In your copy, leave out the pictures; write out all the data exactly.

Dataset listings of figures
####################
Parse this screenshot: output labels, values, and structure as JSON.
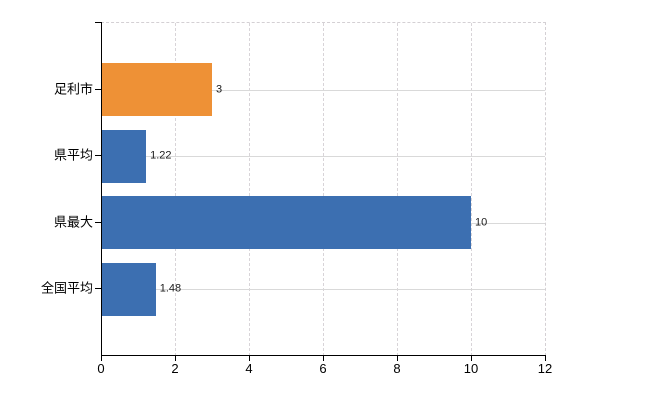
{
  "chart_data": {
    "type": "bar",
    "orientation": "horizontal",
    "title": "",
    "xlabel": "",
    "ylabel": "",
    "categories": [
      "足利市",
      "県平均",
      "県最大",
      "全国平均"
    ],
    "values": [
      3,
      1.22,
      10,
      1.48
    ],
    "data_labels": [
      "3",
      "1.22",
      "10",
      "1.48"
    ],
    "bar_colors": [
      "#EE9136",
      "#3C6FB1",
      "#3C6FB1",
      "#3C6FB1"
    ],
    "x_ticks": [
      0,
      2,
      4,
      6,
      8,
      10,
      12
    ],
    "xlim": [
      0,
      12
    ],
    "grid": true,
    "legend": false
  },
  "colors": {
    "background": "#FFFFFF",
    "axis": "#000000",
    "h_gridline": "#D9D9D9",
    "v_gridline": "#D8D4D8",
    "plot_border": "#D4D0D4",
    "text": "#000000",
    "value_label_text": "#1A1A1A"
  }
}
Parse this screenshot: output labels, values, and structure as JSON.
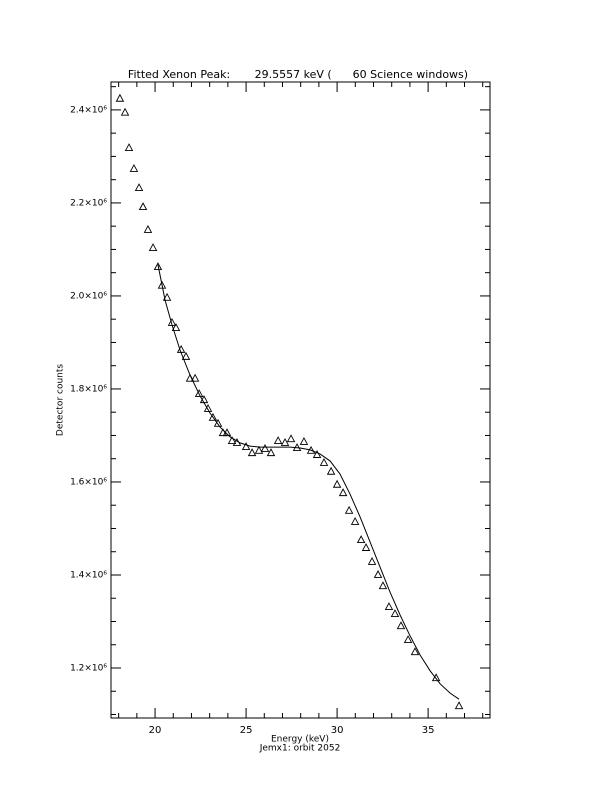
####################
> **Complete answer**
Parse this screenshot: output labels, values, and structure as JSON.
{
  "chart_data": {
    "type": "bar",
    "orientation": "horizontal",
    "title": "",
    "xlabel": "",
    "ylabel": "",
    "categories": [
      "足利市",
      "県平均",
      "県最大",
      "全国平均"
    ],
    "values": [
      3,
      1.22,
      10,
      1.48
    ],
    "data_labels": [
      "3",
      "1.22",
      "10",
      "1.48"
    ],
    "bar_colors": [
      "#EE9136",
      "#3C6FB1",
      "#3C6FB1",
      "#3C6FB1"
    ],
    "x_ticks": [
      0,
      2,
      4,
      6,
      8,
      10,
      12
    ],
    "xlim": [
      0,
      12
    ],
    "grid": true,
    "legend": false
  },
  "colors": {
    "background": "#FFFFFF",
    "axis": "#000000",
    "h_gridline": "#D9D9D9",
    "v_gridline": "#D8D4D8",
    "plot_border": "#D4D0D4",
    "text": "#000000",
    "value_label_text": "#1A1A1A"
  }
}
Parse this screenshot: output labels, values, and structure as JSON.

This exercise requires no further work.